▶ [BRIEF] Give the material again in full, matching it exactly.

Stored data:
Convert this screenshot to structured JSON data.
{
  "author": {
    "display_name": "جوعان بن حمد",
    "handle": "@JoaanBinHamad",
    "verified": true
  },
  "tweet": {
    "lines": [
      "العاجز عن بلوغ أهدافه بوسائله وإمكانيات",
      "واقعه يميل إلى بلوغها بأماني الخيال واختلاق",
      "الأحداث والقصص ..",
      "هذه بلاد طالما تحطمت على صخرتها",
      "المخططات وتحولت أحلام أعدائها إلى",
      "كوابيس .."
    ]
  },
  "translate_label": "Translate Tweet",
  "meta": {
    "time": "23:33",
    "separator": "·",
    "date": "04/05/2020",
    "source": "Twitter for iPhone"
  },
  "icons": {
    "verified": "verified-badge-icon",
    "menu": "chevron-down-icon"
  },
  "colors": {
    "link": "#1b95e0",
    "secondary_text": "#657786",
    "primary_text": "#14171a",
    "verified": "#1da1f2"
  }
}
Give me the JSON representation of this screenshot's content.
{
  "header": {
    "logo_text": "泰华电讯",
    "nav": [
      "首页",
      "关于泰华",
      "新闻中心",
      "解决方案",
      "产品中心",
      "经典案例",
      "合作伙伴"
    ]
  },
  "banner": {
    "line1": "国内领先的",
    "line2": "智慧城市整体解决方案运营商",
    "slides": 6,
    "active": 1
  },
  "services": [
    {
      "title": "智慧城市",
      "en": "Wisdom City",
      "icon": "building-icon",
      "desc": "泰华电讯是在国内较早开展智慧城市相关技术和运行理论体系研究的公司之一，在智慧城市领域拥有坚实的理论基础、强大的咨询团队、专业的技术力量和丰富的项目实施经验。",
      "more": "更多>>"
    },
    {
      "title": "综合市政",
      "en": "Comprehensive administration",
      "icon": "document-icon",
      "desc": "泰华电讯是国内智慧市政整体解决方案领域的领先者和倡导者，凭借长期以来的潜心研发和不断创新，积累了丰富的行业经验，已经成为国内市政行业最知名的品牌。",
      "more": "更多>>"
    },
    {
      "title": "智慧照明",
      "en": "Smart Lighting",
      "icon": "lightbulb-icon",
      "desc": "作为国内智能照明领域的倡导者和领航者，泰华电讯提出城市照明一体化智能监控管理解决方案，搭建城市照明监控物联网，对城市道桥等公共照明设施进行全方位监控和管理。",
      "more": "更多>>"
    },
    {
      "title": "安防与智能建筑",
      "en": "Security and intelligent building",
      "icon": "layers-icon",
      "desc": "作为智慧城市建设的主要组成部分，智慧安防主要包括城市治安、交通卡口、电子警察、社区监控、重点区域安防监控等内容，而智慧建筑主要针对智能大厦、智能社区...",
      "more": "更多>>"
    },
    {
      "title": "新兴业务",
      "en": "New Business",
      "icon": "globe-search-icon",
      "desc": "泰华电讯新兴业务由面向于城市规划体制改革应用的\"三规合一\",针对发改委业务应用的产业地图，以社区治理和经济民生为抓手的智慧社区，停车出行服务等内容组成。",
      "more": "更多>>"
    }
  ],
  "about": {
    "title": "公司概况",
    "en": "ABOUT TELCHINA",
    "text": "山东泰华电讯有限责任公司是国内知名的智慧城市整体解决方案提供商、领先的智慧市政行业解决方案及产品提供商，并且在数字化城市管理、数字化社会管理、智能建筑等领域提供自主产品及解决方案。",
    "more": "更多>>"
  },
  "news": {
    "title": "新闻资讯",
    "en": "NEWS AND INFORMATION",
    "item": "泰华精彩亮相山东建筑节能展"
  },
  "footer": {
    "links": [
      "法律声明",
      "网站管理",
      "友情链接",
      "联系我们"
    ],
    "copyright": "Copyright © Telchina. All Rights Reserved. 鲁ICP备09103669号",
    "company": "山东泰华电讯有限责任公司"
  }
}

▶ [TASK ANSWER]
Convert this screenshot to structured JSON data.
{
  "author": {
    "display_name": "جوعان بن حمد",
    "handle": "@JoaanBinHamad",
    "verified": true
  },
  "tweet": {
    "lines": [
      "العاجز عن بلوغ أهدافه بوسائله وإمكانيات",
      "واقعه يميل إلى بلوغها بأماني الخيال واختلاق",
      "الأحداث والقصص ..",
      "هذه بلاد طالما تحطمت على صخرتها",
      "المخططات وتحولت أحلام أعدائها إلى",
      "كوابيس .."
    ]
  },
  "translate_label": "Translate Tweet",
  "meta": {
    "time": "23:33",
    "separator": "·",
    "date": "04/05/2020",
    "source": "Twitter for iPhone"
  },
  "icons": {
    "verified": "verified-badge-icon",
    "menu": "chevron-down-icon"
  },
  "colors": {
    "link": "#1b95e0",
    "secondary_text": "#657786",
    "primary_text": "#14171a",
    "verified": "#1da1f2"
  }
}
Give me the JSON representation of this screenshot's content.
{
  "header": {
    "logo_text": "泰华电讯",
    "nav": [
      "首页",
      "关于泰华",
      "新闻中心",
      "解决方案",
      "产品中心",
      "经典案例",
      "合作伙伴"
    ]
  },
  "banner": {
    "line1": "国内领先的",
    "line2": "智慧城市整体解决方案运营商",
    "slides": 6,
    "active": 1
  },
  "services": [
    {
      "title": "智慧城市",
      "en": "Wisdom City",
      "icon": "building-icon",
      "desc": "泰华电讯是在国内较早开展智慧城市相关技术和运行理论体系研究的公司之一，在智慧城市领域拥有坚实的理论基础、强大的咨询团队、专业的技术力量和丰富的项目实施经验。",
      "more": "更多>>"
    },
    {
      "title": "综合市政",
      "en": "Comprehensive administration",
      "icon": "document-icon",
      "desc": "泰华电讯是国内智慧市政整体解决方案领域的领先者和倡导者，凭借长期以来的潜心研发和不断创新，积累了丰富的行业经验，已经成为国内市政行业最知名的品牌。",
      "more": "更多>>"
    },
    {
      "title": "智慧照明",
      "en": "Smart Lighting",
      "icon": "lightbulb-icon",
      "desc": "作为国内智能照明领域的倡导者和领航者，泰华电讯提出城市照明一体化智能监控管理解决方案，搭建城市照明监控物联网，对城市道桥等公共照明设施进行全方位监控和管理。",
      "more": "更多>>"
    },
    {
      "title": "安防与智能建筑",
      "en": "Security and intelligent building",
      "icon": "layers-icon",
      "desc": "作为智慧城市建设的主要组成部分，智慧安防主要包括城市治安、交通卡口、电子警察、社区监控、重点区域安防监控等内容，而智慧建筑主要针对智能大厦、智能社区...",
      "more": "更多>>"
    },
    {
      "title": "新兴业务",
      "en": "New Business",
      "icon": "globe-search-icon",
      "desc": "泰华电讯新兴业务由面向于城市规划体制改革应用的\"三规合一\",针对发改委业务应用的产业地图，以社区治理和经济民生为抓手的智慧社区，停车出行服务等内容组成。",
      "more": "更多>>"
    }
  ],
  "about": {
    "title": "公司概况",
    "en": "ABOUT TELCHINA",
    "text": "山东泰华电讯有限责任公司是国内知名的智慧城市整体解决方案提供商、领先的智慧市政行业解决方案及产品提供商，并且在数字化城市管理、数字化社会管理、智能建筑等领域提供自主产品及解决方案。",
    "more": "更多>>"
  },
  "news": {
    "title": "新闻资讯",
    "en": "NEWS AND INFORMATION",
    "item": "泰华精彩亮相山东建筑节能展"
  },
  "footer": {
    "links": [
      "法律声明",
      "网站管理",
      "友情链接",
      "联系我们"
    ],
    "copyright": "Copyright © Telchina. All Rights Reserved. 鲁ICP备09103669号",
    "company": "山东泰华电讯有限责任公司"
  }
}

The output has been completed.